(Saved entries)

+ + + +

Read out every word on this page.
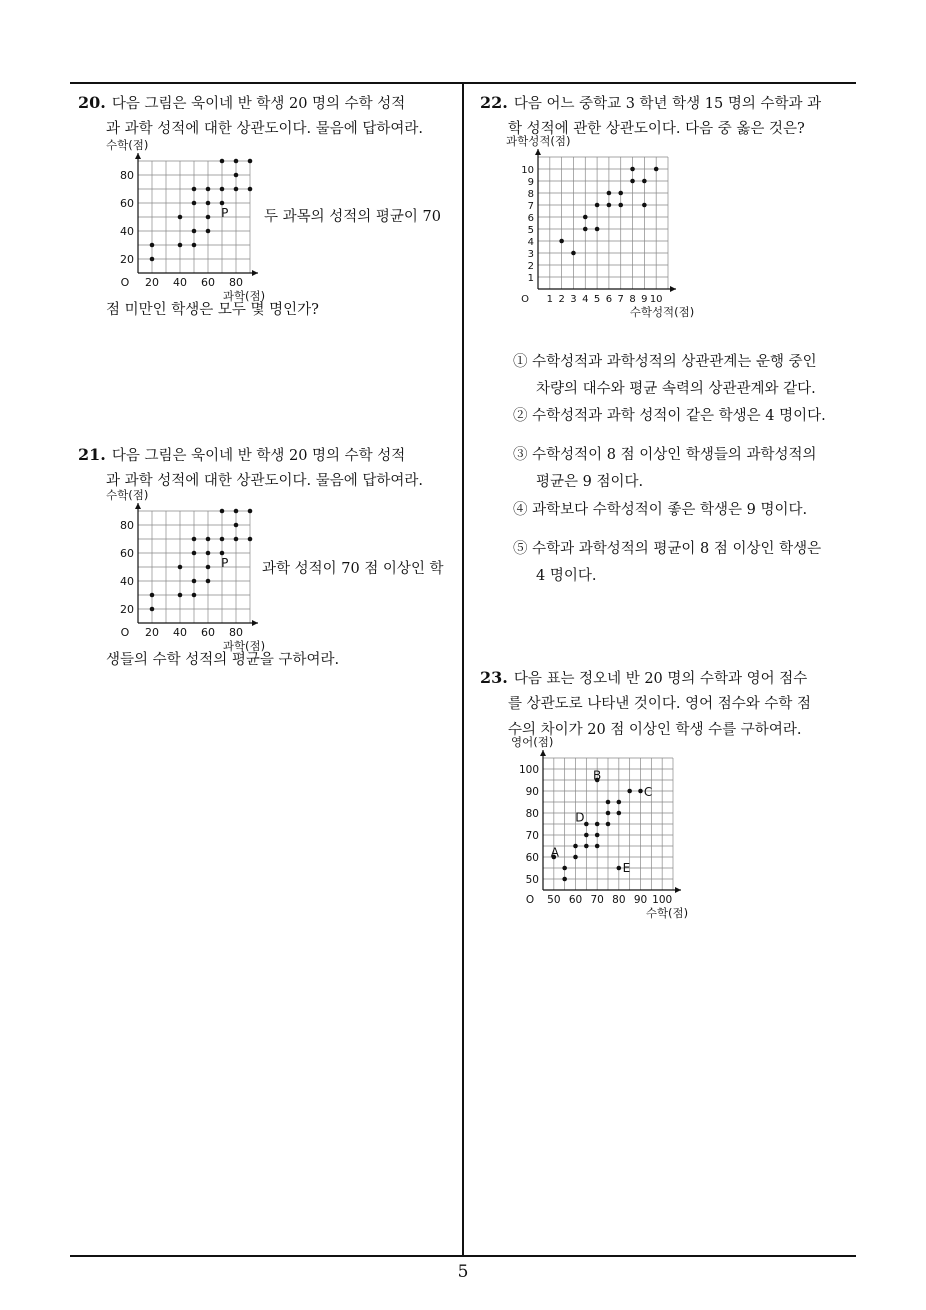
20. 다음 그림은 욱이네 반 학생 20 명의 수학 성적
과 과학 성적에 대한 상관도이다. 물음에 답하여라.
20 40 60 80
20
40
60
80
O
수학(점)
과학(점)
P 두 과목의 성적의 평균이 70
점 미만인 학생은 모두 몇 명인가?
21. 다음 그림은 욱이네 반 학생 20 명의 수학 성적
과 과학 성적에 대한 상관도이다. 물음에 답하여라.
20 40 60 80
20
40
60
80
O
수학(점)
과학(점)
P 과학 성적이 70 점 이상인 학
생들의 수학 성적의 평균을 구하여라.
22. 다음 어느 중학교 3 학년 학생 15 명의 수학과 과
학 성적에 관한 상관도이다. 다음 중 옳은 것은?
1 2 3 4 5 6 7 8 9 10
1
2
3
4
5
6
7
8
9
10
O
과학성적(점)
수학성적(점)
① 수학성적과 과학성적의 상관관계는 운행 중인
차량의 대수와 평균 속력의 상관관계와 같다.
② 수학성적과 과학 성적이 같은 학생은 4 명이다.
③ 수학성적이 8 점 이상인 학생들의 과학성적의
평균은 9 점이다.
④ 과학보다 수학성적이 좋은 학생은 9 명이다.
⑤ 수학과 과학성적의 평균이 8 점 이상인 학생은
4 명이다.
23. 다음 표는 정오네 반 20 명의 수학과 영어 점수
를 상관도로 나타낸 것이다. 영어 점수와 수학 점
수의 차이가 20 점 이상인 학생 수를 구하여라.
50 60 70 80 90 100
50
60
70
80
90
100
O
영어(점)
수학(점)
A
B
C
D
E
5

+ + + +

Work to complete: Your answer should be one number: the count of lines in the data above that include the word "수학성적이".

The output: 2